*PROBLEM TO SOLVE*.
Rewrite the lines below with every "bar-segment" changed to "bar-section" and nothing else altered. Leave the pictures out of your answer.

[Layout region records]

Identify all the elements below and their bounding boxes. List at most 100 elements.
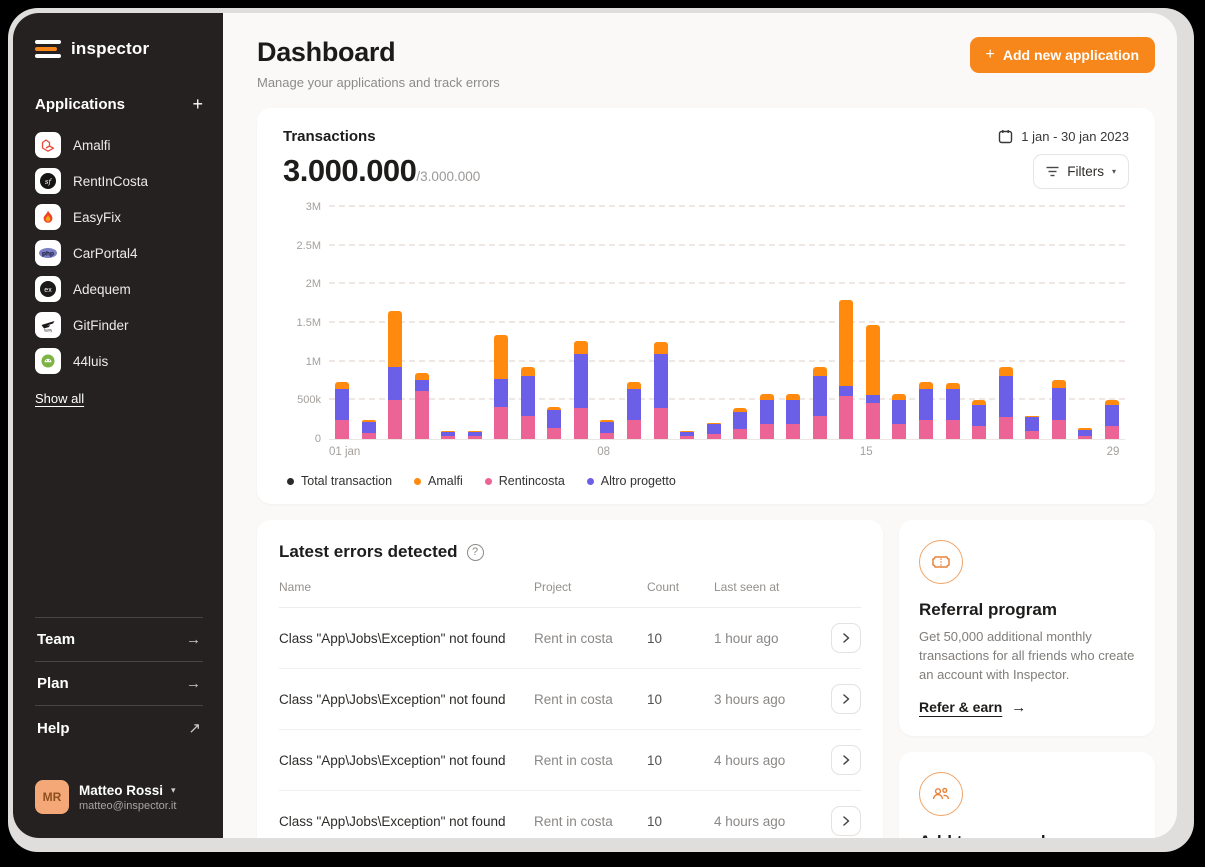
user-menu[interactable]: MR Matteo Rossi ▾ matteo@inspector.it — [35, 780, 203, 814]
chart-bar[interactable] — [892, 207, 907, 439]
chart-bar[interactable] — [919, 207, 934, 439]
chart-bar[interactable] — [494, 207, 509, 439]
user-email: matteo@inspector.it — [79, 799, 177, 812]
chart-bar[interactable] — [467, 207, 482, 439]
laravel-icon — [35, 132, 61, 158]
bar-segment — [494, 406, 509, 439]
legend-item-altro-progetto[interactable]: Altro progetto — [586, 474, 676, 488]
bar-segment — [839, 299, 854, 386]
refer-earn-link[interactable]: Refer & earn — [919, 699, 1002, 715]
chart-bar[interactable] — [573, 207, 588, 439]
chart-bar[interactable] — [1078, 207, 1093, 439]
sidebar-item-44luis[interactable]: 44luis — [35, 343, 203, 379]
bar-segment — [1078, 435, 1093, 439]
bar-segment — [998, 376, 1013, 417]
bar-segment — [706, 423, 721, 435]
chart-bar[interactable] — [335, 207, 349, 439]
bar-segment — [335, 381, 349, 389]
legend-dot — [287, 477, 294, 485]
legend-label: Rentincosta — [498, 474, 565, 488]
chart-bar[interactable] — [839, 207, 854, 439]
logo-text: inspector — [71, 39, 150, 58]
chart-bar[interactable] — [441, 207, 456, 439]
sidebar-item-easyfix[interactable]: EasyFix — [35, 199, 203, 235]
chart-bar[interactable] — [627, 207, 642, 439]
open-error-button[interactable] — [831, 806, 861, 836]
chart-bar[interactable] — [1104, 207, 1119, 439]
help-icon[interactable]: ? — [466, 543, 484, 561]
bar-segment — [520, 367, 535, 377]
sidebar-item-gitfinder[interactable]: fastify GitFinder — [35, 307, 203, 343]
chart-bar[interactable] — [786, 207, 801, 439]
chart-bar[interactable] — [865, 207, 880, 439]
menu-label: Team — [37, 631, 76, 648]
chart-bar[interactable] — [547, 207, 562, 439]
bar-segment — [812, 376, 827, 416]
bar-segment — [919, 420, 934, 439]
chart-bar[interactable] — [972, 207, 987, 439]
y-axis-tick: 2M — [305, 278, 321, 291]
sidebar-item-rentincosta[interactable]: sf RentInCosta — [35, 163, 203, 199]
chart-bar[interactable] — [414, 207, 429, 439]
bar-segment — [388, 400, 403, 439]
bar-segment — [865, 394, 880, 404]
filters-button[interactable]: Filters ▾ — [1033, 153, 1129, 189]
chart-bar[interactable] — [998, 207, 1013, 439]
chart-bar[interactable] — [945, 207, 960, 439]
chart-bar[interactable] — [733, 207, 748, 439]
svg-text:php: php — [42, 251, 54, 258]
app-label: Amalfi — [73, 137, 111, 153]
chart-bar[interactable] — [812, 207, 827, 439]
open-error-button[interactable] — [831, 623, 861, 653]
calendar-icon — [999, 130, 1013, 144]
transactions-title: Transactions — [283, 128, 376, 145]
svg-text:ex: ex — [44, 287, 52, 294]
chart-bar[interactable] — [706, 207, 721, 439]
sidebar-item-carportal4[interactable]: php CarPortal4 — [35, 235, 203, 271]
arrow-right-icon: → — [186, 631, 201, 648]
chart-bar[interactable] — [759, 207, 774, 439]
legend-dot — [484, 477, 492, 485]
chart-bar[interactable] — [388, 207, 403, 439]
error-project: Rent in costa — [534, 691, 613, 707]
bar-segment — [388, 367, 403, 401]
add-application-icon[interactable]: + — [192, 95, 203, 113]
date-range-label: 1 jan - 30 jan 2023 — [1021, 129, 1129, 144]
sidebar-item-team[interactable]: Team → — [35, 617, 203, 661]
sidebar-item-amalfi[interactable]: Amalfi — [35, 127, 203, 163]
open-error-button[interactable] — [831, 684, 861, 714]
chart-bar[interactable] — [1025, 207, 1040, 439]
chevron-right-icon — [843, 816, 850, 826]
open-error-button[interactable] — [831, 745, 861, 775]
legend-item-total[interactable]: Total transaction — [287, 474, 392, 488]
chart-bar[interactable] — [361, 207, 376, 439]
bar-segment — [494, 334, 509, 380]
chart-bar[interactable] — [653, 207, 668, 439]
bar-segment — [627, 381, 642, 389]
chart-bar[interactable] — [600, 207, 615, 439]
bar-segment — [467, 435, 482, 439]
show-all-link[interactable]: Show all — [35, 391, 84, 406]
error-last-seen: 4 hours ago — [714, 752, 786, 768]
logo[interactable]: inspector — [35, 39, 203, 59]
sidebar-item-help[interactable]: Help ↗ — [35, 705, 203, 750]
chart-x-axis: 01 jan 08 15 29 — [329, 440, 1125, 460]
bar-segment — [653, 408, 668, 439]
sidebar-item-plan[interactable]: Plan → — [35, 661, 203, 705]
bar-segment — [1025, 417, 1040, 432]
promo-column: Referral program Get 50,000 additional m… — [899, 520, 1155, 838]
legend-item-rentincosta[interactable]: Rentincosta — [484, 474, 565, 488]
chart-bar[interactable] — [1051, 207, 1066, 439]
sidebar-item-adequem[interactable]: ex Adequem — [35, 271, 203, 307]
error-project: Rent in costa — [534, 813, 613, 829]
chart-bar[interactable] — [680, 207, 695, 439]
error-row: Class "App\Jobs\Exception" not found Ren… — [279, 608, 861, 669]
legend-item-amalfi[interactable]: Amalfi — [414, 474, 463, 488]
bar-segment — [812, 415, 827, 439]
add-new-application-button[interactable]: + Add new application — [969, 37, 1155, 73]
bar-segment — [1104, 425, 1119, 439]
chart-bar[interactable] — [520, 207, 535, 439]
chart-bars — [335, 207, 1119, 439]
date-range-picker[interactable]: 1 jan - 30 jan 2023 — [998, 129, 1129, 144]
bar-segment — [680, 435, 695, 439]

*EXERCISE OUTPUT*.
Identify all the elements below and their bounding boxes. List at most 100 elements.
user-menu[interactable]: MR Matteo Rossi ▾ matteo@inspector.it — [35, 780, 203, 814]
chart-bar[interactable] — [892, 207, 907, 439]
chart-bar[interactable] — [919, 207, 934, 439]
chart-bar[interactable] — [494, 207, 509, 439]
user-email: matteo@inspector.it — [79, 799, 177, 812]
chart-bar[interactable] — [467, 207, 482, 439]
laravel-icon — [35, 132, 61, 158]
bar-section — [494, 406, 509, 439]
legend-item-altro-progetto[interactable]: Altro progetto — [586, 474, 676, 488]
bar-section — [839, 299, 854, 386]
refer-earn-link[interactable]: Refer & earn — [919, 699, 1002, 715]
chart-bar[interactable] — [573, 207, 588, 439]
chart-bar[interactable] — [1078, 207, 1093, 439]
sidebar-item-44luis[interactable]: 44luis — [35, 343, 203, 379]
bar-section — [1078, 435, 1093, 439]
bar-section — [998, 376, 1013, 417]
bar-section — [706, 423, 721, 435]
chart-bar[interactable] — [335, 207, 349, 439]
bar-section — [335, 381, 349, 389]
legend-dot — [287, 477, 294, 485]
legend-label: Rentincosta — [498, 474, 565, 488]
chart-bar[interactable] — [839, 207, 854, 439]
logo-text: inspector — [71, 39, 150, 58]
chart-bar[interactable] — [441, 207, 456, 439]
sidebar-item-easyfix[interactable]: EasyFix — [35, 199, 203, 235]
chart-bar[interactable] — [627, 207, 642, 439]
open-error-button[interactable] — [831, 806, 861, 836]
chart-bar[interactable] — [1104, 207, 1119, 439]
help-icon[interactable]: ? — [466, 543, 484, 561]
bar-section — [520, 367, 535, 377]
sidebar-item-gitfinder[interactable]: fastify GitFinder — [35, 307, 203, 343]
chart-bar[interactable] — [786, 207, 801, 439]
chart-bar[interactable] — [865, 207, 880, 439]
menu-label: Team — [37, 631, 76, 648]
chart-bar[interactable] — [547, 207, 562, 439]
bar-section — [812, 376, 827, 416]
bar-section — [919, 420, 934, 439]
chart-bar[interactable] — [972, 207, 987, 439]
y-axis-tick: 2M — [305, 278, 321, 291]
sidebar-item-rentincosta[interactable]: sf RentInCosta — [35, 163, 203, 199]
chart-bar[interactable] — [414, 207, 429, 439]
bar-section — [388, 400, 403, 439]
bar-section — [865, 394, 880, 404]
filters-button[interactable]: Filters ▾ — [1033, 153, 1129, 189]
chart-bar[interactable] — [998, 207, 1013, 439]
chart-bar[interactable] — [945, 207, 960, 439]
chart-bar[interactable] — [733, 207, 748, 439]
svg-text:php: php — [42, 251, 54, 258]
app-label: Amalfi — [73, 137, 111, 153]
chart-bar[interactable] — [812, 207, 827, 439]
open-error-button[interactable] — [831, 623, 861, 653]
calendar-icon — [999, 130, 1013, 144]
transactions-title: Transactions — [283, 128, 376, 145]
svg-text:ex: ex — [44, 287, 52, 294]
chart-bar[interactable] — [706, 207, 721, 439]
sidebar-item-carportal4[interactable]: php CarPortal4 — [35, 235, 203, 271]
arrow-right-icon: → — [186, 631, 201, 648]
chart-bar[interactable] — [759, 207, 774, 439]
legend-dot — [484, 477, 492, 485]
chart-bar[interactable] — [388, 207, 403, 439]
error-project: Rent in costa — [534, 691, 613, 707]
bar-section — [388, 367, 403, 401]
add-application-icon[interactable]: + — [192, 95, 203, 113]
date-range-label: 1 jan - 30 jan 2023 — [1021, 129, 1129, 144]
sidebar-item-team[interactable]: Team → — [35, 617, 203, 661]
sidebar-item-amalfi[interactable]: Amalfi — [35, 127, 203, 163]
open-error-button[interactable] — [831, 684, 861, 714]
chart-bar[interactable] — [1025, 207, 1040, 439]
chevron-right-icon — [843, 816, 850, 826]
open-error-button[interactable] — [831, 745, 861, 775]
legend-item-total[interactable]: Total transaction — [287, 474, 392, 488]
chart-bar[interactable] — [361, 207, 376, 439]
bar-section — [494, 334, 509, 380]
chart-bar[interactable] — [653, 207, 668, 439]
bar-section — [627, 381, 642, 389]
chart-bar[interactable] — [600, 207, 615, 439]
bar-section — [467, 435, 482, 439]
show-all-link[interactable]: Show all — [35, 391, 84, 406]
error-last-seen: 4 hours ago — [714, 752, 786, 768]
logo[interactable]: inspector — [35, 39, 203, 59]
sidebar-item-help[interactable]: Help ↗ — [35, 705, 203, 750]
chart-x-axis: 01 jan 08 15 29 — [329, 440, 1125, 460]
bar-section — [653, 408, 668, 439]
sidebar-item-plan[interactable]: Plan → — [35, 661, 203, 705]
bar-section — [1025, 417, 1040, 432]
promo-column: Referral program Get 50,000 additional m… — [899, 520, 1155, 838]
legend-item-rentincosta[interactable]: Rentincosta — [484, 474, 565, 488]
chart-bar[interactable] — [1051, 207, 1066, 439]
sidebar-item-adequem[interactable]: ex Adequem — [35, 271, 203, 307]
error-project: Rent in costa — [534, 813, 613, 829]
chart-bar[interactable] — [680, 207, 695, 439]
error-row: Class "App\Jobs\Exception" not found Ren… — [279, 608, 861, 669]
legend-item-amalfi[interactable]: Amalfi — [414, 474, 463, 488]
bar-section — [812, 415, 827, 439]
add-new-application-button[interactable]: + Add new application — [969, 37, 1155, 73]
bar-section — [1104, 425, 1119, 439]
chart-bar[interactable] — [520, 207, 535, 439]
chart-bars — [335, 207, 1119, 439]
date-range-picker[interactable]: 1 jan - 30 jan 2023 — [998, 129, 1129, 144]
bar-section — [680, 435, 695, 439]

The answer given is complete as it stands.